== SOURCE RECORDS ==
** Begin **

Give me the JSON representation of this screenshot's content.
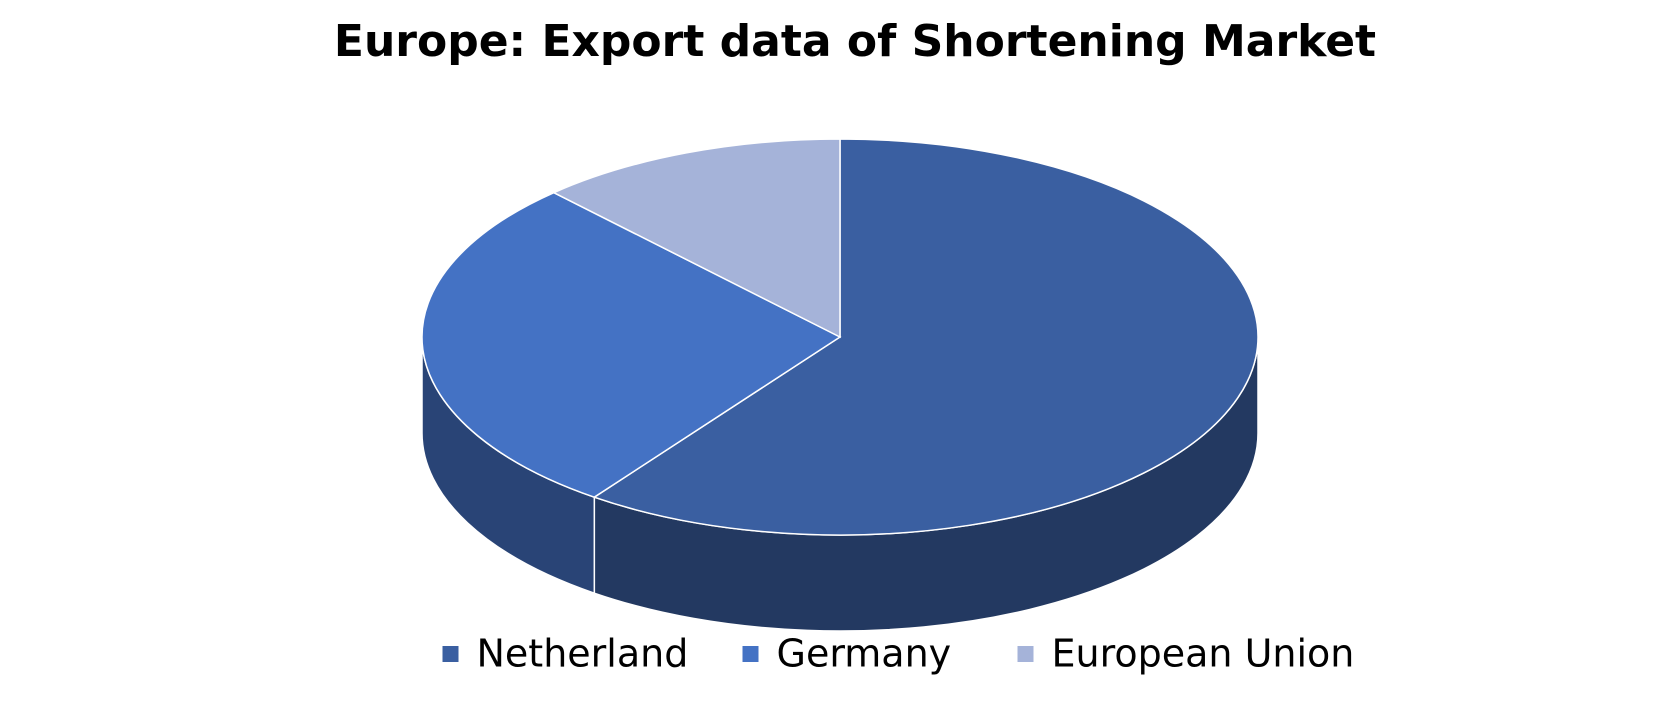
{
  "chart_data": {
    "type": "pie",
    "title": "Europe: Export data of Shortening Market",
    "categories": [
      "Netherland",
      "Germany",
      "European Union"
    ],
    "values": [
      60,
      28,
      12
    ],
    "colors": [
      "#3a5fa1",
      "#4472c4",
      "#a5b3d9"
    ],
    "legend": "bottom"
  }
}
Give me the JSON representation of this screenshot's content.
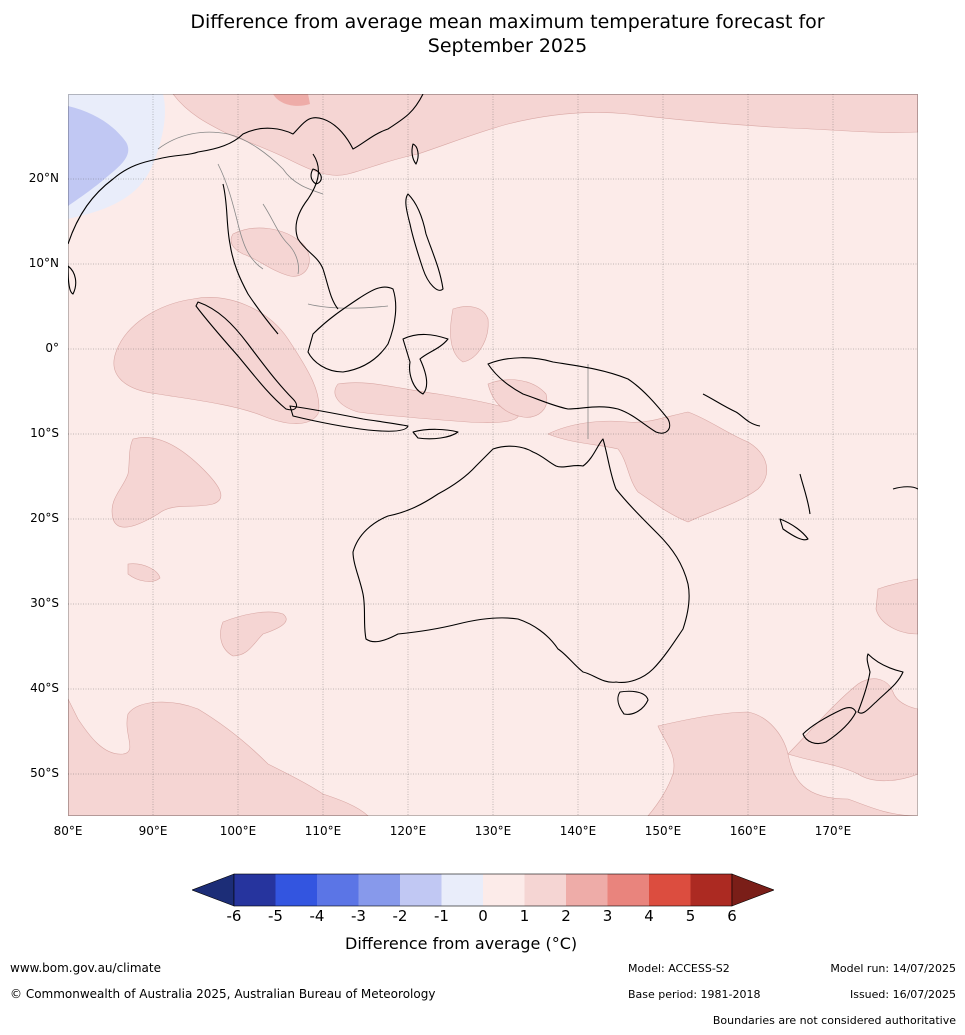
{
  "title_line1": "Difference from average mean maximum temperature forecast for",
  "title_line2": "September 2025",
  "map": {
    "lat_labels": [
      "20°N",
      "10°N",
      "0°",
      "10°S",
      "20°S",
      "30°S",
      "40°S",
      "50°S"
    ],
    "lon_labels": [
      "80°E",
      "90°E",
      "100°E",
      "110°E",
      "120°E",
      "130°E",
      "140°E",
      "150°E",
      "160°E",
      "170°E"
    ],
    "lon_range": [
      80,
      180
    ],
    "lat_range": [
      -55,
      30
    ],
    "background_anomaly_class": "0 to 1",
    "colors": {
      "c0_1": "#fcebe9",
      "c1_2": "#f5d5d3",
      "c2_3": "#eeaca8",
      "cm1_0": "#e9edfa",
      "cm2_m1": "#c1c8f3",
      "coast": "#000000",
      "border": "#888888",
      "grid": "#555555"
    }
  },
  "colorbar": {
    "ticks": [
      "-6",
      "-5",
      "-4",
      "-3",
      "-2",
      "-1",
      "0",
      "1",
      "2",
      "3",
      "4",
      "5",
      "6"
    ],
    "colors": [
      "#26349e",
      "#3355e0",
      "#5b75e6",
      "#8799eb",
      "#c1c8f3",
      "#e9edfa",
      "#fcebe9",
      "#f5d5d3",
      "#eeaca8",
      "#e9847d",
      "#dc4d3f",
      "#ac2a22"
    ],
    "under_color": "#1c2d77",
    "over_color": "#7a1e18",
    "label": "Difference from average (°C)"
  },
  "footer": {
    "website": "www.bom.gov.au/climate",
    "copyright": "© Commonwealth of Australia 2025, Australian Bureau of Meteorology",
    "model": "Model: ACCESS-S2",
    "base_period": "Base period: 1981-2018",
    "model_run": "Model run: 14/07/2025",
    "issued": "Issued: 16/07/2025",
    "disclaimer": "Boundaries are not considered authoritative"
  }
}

** End **

== THE PROBLEM ==
Which lines in the listing above hold the word "Difference"? Show each of them.

== ANSWER TO THE EXERCISE ==
  "title_line1": "Difference from average mean maximum temperature forecast for",
    "label": "Difference from average (°C)"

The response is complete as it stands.